● What is expected:
Output the data below in full, byte for byte. Nothing may differ.

*** Dataset rows ***

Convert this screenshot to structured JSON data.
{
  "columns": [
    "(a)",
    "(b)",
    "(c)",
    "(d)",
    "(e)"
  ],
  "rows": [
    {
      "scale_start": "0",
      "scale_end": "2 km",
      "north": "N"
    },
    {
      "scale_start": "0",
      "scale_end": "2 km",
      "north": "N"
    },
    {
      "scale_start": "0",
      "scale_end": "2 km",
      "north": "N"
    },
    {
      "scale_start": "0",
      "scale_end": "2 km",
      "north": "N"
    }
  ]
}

***

● The reply:
Convert this screenshot to structured JSON data.
{
  "columns": [
    "(a)",
    "(b)",
    "(c)",
    "(d)",
    "(e)"
  ],
  "rows": [
    {
      "scale_start": "0",
      "scale_end": "2 km",
      "north": "N"
    },
    {
      "scale_start": "0",
      "scale_end": "2 km",
      "north": "N"
    },
    {
      "scale_start": "0",
      "scale_end": "2 km",
      "north": "N"
    },
    {
      "scale_start": "0",
      "scale_end": "2 km",
      "north": "N"
    }
  ]
}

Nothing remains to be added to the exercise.